## start RECORDS FOR THIS EXERCISE

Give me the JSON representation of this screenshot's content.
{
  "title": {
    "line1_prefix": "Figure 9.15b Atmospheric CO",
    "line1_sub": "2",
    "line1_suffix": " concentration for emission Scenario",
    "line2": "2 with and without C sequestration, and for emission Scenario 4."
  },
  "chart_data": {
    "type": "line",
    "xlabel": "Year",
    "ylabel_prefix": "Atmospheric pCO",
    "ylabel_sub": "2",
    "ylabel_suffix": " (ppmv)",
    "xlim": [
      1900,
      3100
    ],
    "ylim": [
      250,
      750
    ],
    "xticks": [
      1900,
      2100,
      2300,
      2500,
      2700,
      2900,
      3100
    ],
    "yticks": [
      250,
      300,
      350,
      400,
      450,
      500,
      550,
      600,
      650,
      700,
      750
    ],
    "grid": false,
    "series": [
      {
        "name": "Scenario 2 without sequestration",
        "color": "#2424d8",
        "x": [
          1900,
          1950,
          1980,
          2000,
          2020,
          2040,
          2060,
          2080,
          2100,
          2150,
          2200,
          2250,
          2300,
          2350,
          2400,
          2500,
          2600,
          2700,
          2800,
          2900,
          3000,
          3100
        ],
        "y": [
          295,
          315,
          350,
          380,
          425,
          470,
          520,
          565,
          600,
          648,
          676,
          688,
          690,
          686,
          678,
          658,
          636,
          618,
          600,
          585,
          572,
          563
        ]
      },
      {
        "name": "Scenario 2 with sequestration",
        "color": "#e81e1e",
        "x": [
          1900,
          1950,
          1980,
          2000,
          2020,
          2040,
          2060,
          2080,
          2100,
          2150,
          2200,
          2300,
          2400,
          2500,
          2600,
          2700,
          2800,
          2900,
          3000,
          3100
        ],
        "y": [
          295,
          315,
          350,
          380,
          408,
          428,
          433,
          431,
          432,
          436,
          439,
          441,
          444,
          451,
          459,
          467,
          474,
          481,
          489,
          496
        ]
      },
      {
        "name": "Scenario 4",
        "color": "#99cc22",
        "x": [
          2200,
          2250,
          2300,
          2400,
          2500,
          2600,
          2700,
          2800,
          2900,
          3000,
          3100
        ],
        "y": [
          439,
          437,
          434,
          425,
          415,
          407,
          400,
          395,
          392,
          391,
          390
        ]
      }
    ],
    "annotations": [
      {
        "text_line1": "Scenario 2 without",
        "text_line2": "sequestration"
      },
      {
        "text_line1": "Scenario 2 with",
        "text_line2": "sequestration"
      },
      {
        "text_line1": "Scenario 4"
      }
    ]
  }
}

## end RECORDS FOR THIS EXERCISE
## start RECORDS FOR THIS EXERCISE

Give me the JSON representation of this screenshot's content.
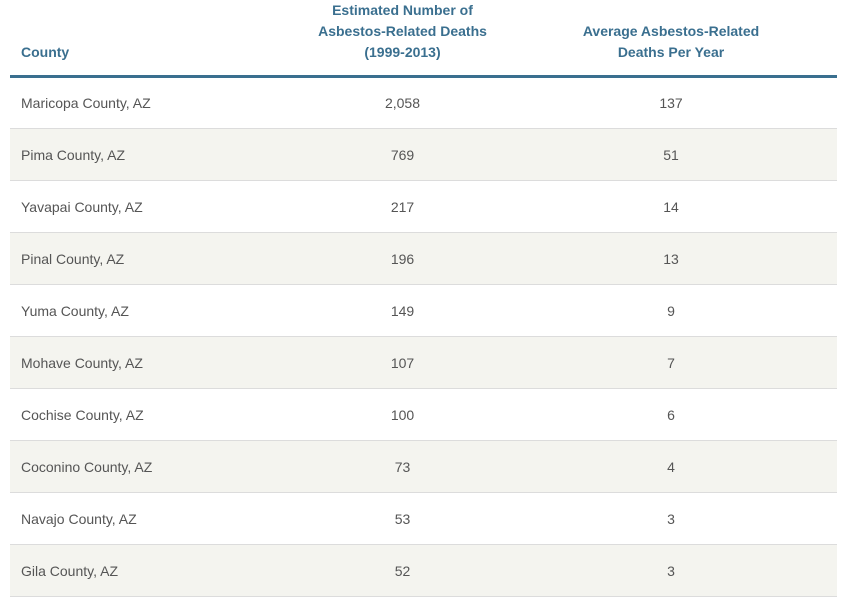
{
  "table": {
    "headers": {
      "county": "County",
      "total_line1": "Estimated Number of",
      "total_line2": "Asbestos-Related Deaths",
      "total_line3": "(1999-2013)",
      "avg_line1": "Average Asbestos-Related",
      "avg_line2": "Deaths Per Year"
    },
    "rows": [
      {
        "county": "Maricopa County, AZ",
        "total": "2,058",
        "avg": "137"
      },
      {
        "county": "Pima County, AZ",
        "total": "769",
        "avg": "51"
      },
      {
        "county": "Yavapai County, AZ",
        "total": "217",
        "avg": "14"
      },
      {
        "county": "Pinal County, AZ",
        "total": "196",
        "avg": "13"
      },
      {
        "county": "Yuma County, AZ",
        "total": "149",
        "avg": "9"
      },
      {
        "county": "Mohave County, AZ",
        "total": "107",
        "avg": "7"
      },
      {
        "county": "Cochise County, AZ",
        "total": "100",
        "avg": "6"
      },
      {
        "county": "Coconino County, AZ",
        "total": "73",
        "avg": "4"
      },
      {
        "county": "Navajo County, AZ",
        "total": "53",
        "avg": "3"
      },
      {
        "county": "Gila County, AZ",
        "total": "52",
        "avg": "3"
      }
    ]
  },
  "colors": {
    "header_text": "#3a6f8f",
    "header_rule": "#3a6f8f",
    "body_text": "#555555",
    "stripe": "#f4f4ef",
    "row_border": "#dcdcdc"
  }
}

## end RECORDS FOR THIS EXERCISE
## start RECORDS FOR THIS EXERCISE

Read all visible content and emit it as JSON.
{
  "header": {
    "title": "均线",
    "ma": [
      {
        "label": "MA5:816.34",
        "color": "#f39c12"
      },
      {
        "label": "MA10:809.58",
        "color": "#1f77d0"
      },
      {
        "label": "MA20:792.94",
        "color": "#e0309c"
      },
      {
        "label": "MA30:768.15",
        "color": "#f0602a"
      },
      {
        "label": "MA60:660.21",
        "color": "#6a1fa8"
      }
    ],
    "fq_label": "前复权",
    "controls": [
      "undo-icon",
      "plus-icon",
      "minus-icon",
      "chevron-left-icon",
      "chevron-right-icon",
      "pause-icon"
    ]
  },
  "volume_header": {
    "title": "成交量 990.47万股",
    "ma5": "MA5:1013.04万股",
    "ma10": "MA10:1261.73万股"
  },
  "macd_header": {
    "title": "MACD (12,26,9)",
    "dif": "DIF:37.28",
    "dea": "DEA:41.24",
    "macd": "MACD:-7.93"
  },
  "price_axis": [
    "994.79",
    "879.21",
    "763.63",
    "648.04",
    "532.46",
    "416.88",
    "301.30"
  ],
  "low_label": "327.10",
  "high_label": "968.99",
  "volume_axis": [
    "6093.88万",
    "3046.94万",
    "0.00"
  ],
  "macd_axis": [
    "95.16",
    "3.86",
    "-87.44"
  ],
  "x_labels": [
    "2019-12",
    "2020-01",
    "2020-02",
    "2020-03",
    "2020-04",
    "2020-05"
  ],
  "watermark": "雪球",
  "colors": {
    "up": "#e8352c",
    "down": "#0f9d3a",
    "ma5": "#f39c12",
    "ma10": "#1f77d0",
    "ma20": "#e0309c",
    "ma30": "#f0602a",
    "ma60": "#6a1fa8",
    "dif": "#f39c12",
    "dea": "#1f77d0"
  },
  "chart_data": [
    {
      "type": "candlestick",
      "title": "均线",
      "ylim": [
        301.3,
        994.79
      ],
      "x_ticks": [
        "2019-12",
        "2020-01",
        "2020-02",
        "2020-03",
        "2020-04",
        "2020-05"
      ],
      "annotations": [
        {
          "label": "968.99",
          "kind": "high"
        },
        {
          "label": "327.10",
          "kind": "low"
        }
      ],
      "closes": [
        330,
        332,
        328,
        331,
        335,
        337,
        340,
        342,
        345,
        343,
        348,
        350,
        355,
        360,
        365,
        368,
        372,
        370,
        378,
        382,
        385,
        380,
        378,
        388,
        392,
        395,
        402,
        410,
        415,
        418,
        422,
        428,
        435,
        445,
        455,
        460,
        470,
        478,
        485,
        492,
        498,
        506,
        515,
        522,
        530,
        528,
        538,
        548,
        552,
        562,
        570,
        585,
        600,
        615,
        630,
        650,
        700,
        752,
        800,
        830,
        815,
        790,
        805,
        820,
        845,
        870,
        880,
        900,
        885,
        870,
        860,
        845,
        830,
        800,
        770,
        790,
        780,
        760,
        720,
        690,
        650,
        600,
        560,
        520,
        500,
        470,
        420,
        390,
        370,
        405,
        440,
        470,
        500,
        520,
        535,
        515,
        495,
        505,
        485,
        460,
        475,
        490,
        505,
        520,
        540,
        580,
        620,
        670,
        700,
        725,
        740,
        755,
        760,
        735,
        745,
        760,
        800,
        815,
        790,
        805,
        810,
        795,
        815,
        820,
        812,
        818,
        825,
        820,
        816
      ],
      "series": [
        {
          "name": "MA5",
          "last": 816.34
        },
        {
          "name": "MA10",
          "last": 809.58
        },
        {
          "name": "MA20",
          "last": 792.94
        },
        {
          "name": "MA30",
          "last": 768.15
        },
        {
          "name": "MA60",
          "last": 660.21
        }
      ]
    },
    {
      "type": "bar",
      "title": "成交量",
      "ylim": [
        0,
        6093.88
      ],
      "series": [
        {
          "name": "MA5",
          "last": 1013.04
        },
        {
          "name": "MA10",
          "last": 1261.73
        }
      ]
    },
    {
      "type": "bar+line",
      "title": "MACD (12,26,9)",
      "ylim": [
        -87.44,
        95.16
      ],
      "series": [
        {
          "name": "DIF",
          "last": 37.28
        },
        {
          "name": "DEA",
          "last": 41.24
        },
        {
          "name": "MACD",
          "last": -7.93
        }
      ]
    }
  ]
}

## end RECORDS FOR THIS EXERCISE

→ **PROMPT**: Copy every line of the data that holds the string "Asbestos".

→ **EXERCISE OUTPUT**:
      "total_line2": "Asbestos-Related Deaths",
      "avg_line1": "Average Asbestos-Related",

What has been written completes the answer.